Exercise:
For every line in the records below that holds "repeat", make a copy.
** Listed records follows **
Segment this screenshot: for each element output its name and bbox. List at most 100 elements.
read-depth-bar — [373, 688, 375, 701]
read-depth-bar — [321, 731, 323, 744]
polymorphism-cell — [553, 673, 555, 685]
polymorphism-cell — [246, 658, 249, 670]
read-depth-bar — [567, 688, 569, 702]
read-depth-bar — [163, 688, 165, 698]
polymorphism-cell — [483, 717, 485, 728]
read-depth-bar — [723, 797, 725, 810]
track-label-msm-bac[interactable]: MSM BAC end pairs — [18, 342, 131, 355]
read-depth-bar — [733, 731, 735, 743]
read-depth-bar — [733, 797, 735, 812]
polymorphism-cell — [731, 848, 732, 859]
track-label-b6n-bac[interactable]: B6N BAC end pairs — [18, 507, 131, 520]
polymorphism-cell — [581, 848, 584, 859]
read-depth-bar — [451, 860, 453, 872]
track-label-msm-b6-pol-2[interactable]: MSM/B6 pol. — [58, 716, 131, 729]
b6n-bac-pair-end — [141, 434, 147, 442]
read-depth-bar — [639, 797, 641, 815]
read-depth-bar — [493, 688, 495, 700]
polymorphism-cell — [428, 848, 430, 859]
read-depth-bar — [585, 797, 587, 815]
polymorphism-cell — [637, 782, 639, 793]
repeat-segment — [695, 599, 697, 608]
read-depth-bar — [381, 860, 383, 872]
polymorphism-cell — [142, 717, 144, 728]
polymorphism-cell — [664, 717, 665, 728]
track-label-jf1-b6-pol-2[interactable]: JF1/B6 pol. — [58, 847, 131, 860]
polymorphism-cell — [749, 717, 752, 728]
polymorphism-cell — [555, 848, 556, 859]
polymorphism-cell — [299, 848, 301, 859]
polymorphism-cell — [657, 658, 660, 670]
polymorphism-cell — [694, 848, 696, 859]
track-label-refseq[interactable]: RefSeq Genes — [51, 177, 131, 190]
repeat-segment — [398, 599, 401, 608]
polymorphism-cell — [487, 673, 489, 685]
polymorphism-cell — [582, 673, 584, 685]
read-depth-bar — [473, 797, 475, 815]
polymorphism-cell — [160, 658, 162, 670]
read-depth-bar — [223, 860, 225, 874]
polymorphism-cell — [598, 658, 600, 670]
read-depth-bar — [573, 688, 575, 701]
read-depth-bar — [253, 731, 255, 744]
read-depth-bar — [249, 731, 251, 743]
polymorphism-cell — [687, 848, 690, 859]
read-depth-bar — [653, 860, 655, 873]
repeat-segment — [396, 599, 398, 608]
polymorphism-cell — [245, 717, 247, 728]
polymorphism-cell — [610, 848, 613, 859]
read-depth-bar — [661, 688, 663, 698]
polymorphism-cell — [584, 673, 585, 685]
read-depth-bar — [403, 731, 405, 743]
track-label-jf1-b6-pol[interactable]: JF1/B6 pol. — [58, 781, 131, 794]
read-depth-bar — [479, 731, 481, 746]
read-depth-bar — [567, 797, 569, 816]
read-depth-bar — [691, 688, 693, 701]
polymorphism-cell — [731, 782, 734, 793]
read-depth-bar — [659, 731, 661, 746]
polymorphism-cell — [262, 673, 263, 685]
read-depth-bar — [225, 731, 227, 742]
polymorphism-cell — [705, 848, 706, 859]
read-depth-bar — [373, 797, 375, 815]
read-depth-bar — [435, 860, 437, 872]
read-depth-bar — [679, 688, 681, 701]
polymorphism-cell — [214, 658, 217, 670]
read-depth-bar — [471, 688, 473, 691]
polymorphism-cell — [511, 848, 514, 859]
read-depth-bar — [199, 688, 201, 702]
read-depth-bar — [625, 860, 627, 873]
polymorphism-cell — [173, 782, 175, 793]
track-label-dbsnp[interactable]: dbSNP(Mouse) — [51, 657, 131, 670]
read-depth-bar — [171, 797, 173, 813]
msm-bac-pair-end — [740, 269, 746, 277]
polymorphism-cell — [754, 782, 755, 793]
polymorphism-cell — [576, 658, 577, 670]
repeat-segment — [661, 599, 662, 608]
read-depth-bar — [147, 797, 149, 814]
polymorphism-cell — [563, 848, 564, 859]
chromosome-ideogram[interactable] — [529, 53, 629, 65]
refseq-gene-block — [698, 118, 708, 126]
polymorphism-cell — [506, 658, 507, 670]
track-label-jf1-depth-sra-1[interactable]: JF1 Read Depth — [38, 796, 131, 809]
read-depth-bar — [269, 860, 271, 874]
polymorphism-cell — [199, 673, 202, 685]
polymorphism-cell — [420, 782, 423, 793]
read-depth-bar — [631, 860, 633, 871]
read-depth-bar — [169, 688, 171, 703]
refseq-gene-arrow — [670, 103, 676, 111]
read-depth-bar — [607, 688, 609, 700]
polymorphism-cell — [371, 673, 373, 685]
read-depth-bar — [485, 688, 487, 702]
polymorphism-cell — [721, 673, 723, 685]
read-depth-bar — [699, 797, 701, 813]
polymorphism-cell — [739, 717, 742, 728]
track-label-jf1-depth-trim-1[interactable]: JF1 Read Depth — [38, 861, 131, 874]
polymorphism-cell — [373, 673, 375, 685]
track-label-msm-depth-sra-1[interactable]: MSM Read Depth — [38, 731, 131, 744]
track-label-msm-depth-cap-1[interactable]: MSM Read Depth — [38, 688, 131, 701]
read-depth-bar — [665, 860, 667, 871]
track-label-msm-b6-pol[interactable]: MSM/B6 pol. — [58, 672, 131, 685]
** End of Listed records **
Worked solution:
repeat-segment — [695, 599, 697, 608]
repeat-segment — [398, 599, 401, 608]
repeat-segment — [396, 599, 398, 608]
repeat-segment — [661, 599, 662, 608]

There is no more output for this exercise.